Records excerpted from a collection:
┌──

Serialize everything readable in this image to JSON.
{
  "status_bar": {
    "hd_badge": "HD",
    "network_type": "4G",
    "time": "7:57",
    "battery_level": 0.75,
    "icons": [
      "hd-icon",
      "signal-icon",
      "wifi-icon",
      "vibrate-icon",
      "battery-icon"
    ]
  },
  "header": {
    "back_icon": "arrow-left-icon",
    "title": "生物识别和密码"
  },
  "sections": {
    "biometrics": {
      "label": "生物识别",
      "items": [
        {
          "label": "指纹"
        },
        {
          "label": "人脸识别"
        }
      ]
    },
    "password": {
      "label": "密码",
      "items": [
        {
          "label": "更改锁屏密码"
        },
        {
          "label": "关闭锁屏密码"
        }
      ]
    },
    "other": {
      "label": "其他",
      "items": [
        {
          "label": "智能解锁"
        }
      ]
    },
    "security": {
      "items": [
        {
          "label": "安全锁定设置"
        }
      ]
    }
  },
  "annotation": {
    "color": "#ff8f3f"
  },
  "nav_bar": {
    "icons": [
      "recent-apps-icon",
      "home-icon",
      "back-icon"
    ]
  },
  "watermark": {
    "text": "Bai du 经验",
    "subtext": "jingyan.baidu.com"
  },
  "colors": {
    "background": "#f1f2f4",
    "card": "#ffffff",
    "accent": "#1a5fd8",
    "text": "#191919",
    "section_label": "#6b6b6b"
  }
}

└──

Problem to work on:
Copy every record above exactly as it appears.

Solution to this problem:
Serialize everything readable in this image to JSON.
{
  "status_bar": {
    "hd_badge": "HD",
    "network_type": "4G",
    "time": "7:57",
    "battery_level": 0.75,
    "icons": [
      "hd-icon",
      "signal-icon",
      "wifi-icon",
      "vibrate-icon",
      "battery-icon"
    ]
  },
  "header": {
    "back_icon": "arrow-left-icon",
    "title": "生物识别和密码"
  },
  "sections": {
    "biometrics": {
      "label": "生物识别",
      "items": [
        {
          "label": "指纹"
        },
        {
          "label": "人脸识别"
        }
      ]
    },
    "password": {
      "label": "密码",
      "items": [
        {
          "label": "更改锁屏密码"
        },
        {
          "label": "关闭锁屏密码"
        }
      ]
    },
    "other": {
      "label": "其他",
      "items": [
        {
          "label": "智能解锁"
        }
      ]
    },
    "security": {
      "items": [
        {
          "label": "安全锁定设置"
        }
      ]
    }
  },
  "annotation": {
    "color": "#ff8f3f"
  },
  "nav_bar": {
    "icons": [
      "recent-apps-icon",
      "home-icon",
      "back-icon"
    ]
  },
  "watermark": {
    "text": "Bai du 经验",
    "subtext": "jingyan.baidu.com"
  },
  "colors": {
    "background": "#f1f2f4",
    "card": "#ffffff",
    "accent": "#1a5fd8",
    "text": "#191919",
    "section_label": "#6b6b6b"
  }
}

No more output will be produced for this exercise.